==== Material shown

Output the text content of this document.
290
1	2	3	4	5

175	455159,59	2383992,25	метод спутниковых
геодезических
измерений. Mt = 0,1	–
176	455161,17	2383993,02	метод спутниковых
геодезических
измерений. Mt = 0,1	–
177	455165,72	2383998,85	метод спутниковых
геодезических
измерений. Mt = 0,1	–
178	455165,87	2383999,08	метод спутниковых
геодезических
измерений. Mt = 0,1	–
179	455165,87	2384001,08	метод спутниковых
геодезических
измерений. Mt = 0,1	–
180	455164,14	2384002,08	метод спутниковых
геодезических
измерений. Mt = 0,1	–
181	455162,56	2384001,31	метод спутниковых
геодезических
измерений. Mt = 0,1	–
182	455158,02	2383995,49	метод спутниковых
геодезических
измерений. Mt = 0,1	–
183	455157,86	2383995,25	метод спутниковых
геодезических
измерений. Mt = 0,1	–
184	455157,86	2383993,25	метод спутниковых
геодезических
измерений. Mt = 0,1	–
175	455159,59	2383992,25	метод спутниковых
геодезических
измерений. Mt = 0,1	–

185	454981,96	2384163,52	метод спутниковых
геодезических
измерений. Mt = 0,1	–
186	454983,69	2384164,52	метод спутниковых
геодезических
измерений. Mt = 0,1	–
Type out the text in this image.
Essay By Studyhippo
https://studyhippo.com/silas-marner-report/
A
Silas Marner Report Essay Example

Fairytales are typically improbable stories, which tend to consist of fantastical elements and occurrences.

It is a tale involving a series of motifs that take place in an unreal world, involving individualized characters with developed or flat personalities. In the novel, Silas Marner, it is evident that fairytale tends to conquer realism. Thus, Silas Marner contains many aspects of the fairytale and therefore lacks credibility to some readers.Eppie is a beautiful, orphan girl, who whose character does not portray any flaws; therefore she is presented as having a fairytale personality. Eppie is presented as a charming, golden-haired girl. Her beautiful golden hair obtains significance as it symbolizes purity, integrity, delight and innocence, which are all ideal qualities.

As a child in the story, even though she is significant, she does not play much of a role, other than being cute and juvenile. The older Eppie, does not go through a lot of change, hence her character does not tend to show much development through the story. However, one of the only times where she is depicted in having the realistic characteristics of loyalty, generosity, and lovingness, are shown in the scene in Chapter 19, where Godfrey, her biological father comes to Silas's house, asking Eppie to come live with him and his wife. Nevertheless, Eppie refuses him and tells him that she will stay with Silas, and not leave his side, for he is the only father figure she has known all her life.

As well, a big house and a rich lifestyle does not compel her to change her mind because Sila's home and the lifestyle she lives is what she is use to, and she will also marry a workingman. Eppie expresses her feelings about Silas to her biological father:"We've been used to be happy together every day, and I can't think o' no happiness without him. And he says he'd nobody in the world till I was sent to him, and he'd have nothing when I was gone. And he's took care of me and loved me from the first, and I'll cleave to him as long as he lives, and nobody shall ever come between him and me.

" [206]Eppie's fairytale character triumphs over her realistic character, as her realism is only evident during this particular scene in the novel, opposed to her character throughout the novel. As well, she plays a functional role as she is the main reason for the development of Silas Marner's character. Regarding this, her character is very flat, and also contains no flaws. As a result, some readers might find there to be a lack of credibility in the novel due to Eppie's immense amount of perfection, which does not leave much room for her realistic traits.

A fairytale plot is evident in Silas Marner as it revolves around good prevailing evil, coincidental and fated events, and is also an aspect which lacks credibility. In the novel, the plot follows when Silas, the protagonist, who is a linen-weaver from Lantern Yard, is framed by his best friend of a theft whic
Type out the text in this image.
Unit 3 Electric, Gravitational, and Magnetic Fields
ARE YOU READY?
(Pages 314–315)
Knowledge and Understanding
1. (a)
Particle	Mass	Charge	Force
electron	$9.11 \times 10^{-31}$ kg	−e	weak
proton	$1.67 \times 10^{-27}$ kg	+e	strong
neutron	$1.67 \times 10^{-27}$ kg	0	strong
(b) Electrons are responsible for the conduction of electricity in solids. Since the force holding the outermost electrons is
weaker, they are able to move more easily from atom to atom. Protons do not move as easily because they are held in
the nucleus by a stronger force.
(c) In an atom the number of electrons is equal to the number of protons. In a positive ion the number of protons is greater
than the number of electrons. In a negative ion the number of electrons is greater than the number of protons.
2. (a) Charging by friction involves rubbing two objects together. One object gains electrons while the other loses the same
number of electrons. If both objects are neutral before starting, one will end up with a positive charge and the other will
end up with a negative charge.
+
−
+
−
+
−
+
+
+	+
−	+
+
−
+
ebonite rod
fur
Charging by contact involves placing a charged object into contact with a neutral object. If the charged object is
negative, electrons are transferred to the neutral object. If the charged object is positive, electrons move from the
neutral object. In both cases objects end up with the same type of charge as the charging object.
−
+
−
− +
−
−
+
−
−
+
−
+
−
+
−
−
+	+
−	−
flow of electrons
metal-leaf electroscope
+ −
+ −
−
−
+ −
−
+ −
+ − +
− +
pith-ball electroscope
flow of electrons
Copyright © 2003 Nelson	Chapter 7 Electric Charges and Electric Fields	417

========

Leave out every line without the string "neutral" and copy the rest.

number of electrons. If both objects are neutral before starting, one will end up with a positive charge and the other will
Charging by contact involves placing a charged object into contact with a neutral object. If the charged object is
negative, electrons are transferred to the neutral object. If the charged object is positive, electrons move from the
neutral object. In both cases objects end up with the same type of charge as the charging object.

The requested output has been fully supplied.